THE EXERCISE:
Of the material below, the lines to be retyped are those from the line containing "Read all visible content and emit it as JSON." through the line containing "Enumerate this screenshot's", inclusive; reproduce them exactly.
++++ MATERIAL FOR THIS TASK ++++
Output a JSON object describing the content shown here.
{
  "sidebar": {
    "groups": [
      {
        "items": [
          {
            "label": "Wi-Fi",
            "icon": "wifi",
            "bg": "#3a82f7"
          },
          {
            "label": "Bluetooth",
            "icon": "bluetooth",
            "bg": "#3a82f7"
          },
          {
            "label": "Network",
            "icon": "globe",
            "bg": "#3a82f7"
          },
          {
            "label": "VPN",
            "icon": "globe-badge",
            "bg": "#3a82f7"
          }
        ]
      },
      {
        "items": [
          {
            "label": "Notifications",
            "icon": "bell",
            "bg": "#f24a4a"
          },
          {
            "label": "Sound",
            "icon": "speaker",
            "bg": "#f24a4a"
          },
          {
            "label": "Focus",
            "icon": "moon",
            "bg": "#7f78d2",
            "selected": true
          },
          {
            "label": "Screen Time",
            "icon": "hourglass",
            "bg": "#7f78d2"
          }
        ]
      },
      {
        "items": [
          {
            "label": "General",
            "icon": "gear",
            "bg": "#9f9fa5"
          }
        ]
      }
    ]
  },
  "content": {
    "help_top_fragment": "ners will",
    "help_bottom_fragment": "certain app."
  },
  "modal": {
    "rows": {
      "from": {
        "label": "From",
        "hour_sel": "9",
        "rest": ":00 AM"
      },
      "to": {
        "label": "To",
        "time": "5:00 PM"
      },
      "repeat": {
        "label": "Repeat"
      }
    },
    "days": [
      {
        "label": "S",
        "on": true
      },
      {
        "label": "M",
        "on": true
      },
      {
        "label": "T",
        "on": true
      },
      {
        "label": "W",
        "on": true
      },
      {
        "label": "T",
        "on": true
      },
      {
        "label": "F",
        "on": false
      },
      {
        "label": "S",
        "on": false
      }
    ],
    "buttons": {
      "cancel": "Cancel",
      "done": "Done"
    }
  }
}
++++
++++ MATERIAL FOR THIS TASK ++++
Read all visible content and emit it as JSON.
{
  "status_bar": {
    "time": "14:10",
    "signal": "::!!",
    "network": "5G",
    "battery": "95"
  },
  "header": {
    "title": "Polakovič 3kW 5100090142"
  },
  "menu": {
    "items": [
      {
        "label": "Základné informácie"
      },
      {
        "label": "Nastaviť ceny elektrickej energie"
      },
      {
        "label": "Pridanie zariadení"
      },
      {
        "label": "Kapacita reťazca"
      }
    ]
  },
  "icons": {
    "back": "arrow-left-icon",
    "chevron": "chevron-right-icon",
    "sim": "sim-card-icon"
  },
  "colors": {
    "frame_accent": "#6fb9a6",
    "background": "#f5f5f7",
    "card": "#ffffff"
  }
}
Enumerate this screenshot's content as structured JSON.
++++
TASK RESPONSE:
Read all visible content and emit it as JSON.
{
  "status_bar": {
    "time": "14:10",
    "signal": "::!!",
    "network": "5G",
    "battery": "95"
  },
  "header": {
    "title": "Polakovič 3kW 5100090142"
  },
  "menu": {
    "items": [
      {
        "label": "Základné informácie"
      },
      {
        "label": "Nastaviť ceny elektrickej energie"
      },
      {
        "label": "Pridanie zariadení"
      },
      {
        "label": "Kapacita reťazca"
      }
    ]
  },
  "icons": {
    "back": "arrow-left-icon",
    "chevron": "chevron-right-icon",
    "sim": "sim-card-icon"
  },
  "colors": {
    "frame_accent": "#6fb9a6",
    "background": "#f5f5f7",
    "card": "#ffffff"
  }
}
Enumerate this screenshot's content as structured JSON.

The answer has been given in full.